Raw records
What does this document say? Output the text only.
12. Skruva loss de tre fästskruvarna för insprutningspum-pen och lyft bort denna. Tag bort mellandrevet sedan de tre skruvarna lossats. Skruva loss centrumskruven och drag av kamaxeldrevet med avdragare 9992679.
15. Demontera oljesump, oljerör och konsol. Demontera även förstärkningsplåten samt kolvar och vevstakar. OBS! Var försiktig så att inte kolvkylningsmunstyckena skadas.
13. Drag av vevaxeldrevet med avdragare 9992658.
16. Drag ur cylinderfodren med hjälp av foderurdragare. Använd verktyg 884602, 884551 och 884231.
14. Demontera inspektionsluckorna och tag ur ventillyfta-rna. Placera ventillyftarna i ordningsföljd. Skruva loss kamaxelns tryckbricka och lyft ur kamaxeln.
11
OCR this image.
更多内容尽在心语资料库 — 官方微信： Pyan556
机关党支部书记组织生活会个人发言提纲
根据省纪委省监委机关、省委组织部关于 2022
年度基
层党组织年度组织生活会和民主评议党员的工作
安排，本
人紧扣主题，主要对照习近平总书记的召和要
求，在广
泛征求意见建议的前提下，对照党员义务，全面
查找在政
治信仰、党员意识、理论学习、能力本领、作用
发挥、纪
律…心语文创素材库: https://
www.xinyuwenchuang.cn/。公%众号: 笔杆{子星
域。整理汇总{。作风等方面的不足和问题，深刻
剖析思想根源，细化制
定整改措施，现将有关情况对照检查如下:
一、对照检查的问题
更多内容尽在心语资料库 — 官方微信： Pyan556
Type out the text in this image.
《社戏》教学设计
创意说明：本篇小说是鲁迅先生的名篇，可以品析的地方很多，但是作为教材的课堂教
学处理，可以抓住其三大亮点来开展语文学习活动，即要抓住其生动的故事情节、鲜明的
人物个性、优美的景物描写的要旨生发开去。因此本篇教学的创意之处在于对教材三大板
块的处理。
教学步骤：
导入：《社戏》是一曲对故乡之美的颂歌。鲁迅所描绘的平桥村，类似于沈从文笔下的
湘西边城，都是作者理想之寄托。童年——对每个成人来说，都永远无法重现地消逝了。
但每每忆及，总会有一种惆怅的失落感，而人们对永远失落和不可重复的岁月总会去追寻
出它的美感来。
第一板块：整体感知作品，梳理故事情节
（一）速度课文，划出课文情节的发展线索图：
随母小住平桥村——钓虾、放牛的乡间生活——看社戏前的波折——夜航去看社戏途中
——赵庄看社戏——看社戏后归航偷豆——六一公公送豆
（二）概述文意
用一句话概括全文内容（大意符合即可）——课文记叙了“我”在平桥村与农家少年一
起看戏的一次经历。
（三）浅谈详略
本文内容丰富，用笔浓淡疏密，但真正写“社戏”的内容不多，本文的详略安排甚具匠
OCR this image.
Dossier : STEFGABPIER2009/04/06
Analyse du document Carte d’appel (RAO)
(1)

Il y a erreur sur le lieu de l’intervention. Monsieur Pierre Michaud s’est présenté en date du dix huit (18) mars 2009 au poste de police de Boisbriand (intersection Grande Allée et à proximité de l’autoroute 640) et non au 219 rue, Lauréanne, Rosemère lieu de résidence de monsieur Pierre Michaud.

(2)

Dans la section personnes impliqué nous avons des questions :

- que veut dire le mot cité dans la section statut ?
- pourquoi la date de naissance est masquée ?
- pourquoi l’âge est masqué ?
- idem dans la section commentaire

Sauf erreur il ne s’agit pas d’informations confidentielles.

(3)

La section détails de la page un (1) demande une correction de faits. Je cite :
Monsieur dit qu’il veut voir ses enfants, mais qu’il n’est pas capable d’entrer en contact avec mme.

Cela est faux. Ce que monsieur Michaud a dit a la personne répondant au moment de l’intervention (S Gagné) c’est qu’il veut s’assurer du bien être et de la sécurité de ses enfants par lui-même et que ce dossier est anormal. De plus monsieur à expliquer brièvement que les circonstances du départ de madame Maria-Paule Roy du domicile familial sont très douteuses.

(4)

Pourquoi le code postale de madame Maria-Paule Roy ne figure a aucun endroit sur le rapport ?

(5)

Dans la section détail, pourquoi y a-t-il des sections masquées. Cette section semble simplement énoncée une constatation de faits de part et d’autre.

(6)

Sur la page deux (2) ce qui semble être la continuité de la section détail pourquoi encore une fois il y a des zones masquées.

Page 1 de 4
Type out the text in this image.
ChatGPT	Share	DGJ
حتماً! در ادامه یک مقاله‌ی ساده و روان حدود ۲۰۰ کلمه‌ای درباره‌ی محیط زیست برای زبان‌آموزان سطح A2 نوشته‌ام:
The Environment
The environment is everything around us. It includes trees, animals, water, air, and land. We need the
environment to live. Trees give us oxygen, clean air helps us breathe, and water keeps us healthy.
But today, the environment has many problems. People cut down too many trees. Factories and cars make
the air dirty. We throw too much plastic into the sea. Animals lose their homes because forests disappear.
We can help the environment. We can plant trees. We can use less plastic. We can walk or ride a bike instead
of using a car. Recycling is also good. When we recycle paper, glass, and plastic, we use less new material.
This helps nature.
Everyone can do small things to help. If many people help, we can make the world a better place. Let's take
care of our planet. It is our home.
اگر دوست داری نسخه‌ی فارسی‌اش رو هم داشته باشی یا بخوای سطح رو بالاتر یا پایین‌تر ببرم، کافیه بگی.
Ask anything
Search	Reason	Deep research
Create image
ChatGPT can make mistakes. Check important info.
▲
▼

### [Goal]
Copy out every line with the word "Skruva".

### [Written response]
12. Skruva loss de tre fästskruvarna för insprutningspum-pen och lyft bort denna. Tag bort mellandrevet sedan de tre skruvarna lossats. Skruva loss centrumskruven och drag av kamaxeldrevet med avdragare 9992679.
14. Demontera inspektionsluckorna och tag ur ventillyfta-rna. Placera ventillyftarna i ordningsföljd. Skruva loss kamaxelns tryckbricka och lyft ur kamaxeln.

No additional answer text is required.